» **Task details**
Will you print the material below without altering a single character?

• • • • • • •

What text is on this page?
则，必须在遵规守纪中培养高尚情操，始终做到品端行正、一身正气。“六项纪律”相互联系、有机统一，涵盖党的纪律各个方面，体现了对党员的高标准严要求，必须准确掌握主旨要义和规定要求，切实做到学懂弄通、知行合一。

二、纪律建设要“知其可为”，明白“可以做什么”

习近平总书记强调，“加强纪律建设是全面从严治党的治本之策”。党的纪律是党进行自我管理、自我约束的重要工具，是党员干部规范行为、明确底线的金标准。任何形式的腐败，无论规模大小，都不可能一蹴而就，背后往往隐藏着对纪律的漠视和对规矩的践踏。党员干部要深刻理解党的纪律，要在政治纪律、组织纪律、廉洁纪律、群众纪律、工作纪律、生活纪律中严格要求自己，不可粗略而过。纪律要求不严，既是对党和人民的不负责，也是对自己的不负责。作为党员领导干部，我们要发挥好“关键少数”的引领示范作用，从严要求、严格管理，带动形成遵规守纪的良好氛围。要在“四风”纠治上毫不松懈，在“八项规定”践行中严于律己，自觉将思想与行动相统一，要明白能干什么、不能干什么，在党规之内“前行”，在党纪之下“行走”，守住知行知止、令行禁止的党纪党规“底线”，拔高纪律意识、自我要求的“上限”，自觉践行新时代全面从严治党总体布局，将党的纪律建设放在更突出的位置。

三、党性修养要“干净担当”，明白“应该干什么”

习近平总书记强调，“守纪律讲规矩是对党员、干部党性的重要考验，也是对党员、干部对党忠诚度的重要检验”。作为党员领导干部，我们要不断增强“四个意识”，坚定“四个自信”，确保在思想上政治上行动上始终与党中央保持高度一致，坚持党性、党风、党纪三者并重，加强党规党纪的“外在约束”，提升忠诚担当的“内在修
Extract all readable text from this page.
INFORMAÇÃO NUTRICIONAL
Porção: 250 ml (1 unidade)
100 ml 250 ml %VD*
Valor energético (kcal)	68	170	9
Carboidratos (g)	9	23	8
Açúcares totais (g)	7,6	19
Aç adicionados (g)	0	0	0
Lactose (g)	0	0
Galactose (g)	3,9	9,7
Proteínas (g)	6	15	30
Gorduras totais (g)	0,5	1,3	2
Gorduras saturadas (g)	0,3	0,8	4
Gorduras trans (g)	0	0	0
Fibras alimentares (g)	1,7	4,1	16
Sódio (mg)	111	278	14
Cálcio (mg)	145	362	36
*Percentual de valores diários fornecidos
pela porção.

• • • • • • •

» **Exercise solution**
What text is on this page?
则，必须在遵规守纪中培养高尚情操，始终做到品端行正、一身正气。“六项纪律”相互联系、有机统一，涵盖党的纪律各个方面，体现了对党员的高标准严要求，必须准确掌握主旨要义和规定要求，切实做到学懂弄通、知行合一。

二、纪律建设要“知其可为”，明白“可以做什么”

习近平总书记强调，“加强纪律建设是全面从严治党的治本之策”。党的纪律是党进行自我管理、自我约束的重要工具，是党员干部规范行为、明确底线的金标准。任何形式的腐败，无论规模大小，都不可能一蹴而就，背后往往隐藏着对纪律的漠视和对规矩的践踏。党员干部要深刻理解党的纪律，要在政治纪律、组织纪律、廉洁纪律、群众纪律、工作纪律、生活纪律中严格要求自己，不可粗略而过。纪律要求不严，既是对党和人民的不负责，也是对自己的不负责。作为党员领导干部，我们要发挥好“关键少数”的引领示范作用，从严要求、严格管理，带动形成遵规守纪的良好氛围。要在“四风”纠治上毫不松懈，在“八项规定”践行中严于律己，自觉将思想与行动相统一，要明白能干什么、不能干什么，在党规之内“前行”，在党纪之下“行走”，守住知行知止、令行禁止的党纪党规“底线”，拔高纪律意识、自我要求的“上限”，自觉践行新时代全面从严治党总体布局，将党的纪律建设放在更突出的位置。

三、党性修养要“干净担当”，明白“应该干什么”

习近平总书记强调，“守纪律讲规矩是对党员、干部党性的重要考验，也是对党员、干部对党忠诚度的重要检验”。作为党员领导干部，我们要不断增强“四个意识”，坚定“四个自信”，确保在思想上政治上行动上始终与党中央保持高度一致，坚持党性、党风、党纪三者并重，加强党规党纪的“外在约束”，提升忠诚担当的“内在修
Extract all readable text from this page.
INFORMAÇÃO NUTRICIONAL
Porção: 250 ml (1 unidade)
100 ml 250 ml %VD*
Valor energético (kcal)	68	170	9
Carboidratos (g)	9	23	8
Açúcares totais (g)	7,6	19
Aç adicionados (g)	0	0	0
Lactose (g)	0	0
Galactose (g)	3,9	9,7
Proteínas (g)	6	15	30
Gorduras totais (g)	0,5	1,3	2
Gorduras saturadas (g)	0,3	0,8	4
Gorduras trans (g)	0	0	0
Fibras alimentares (g)	1,7	4,1	16
Sódio (mg)	111	278	14
Cálcio (mg)	145	362	36
*Percentual de valores diários fornecidos
pela porção.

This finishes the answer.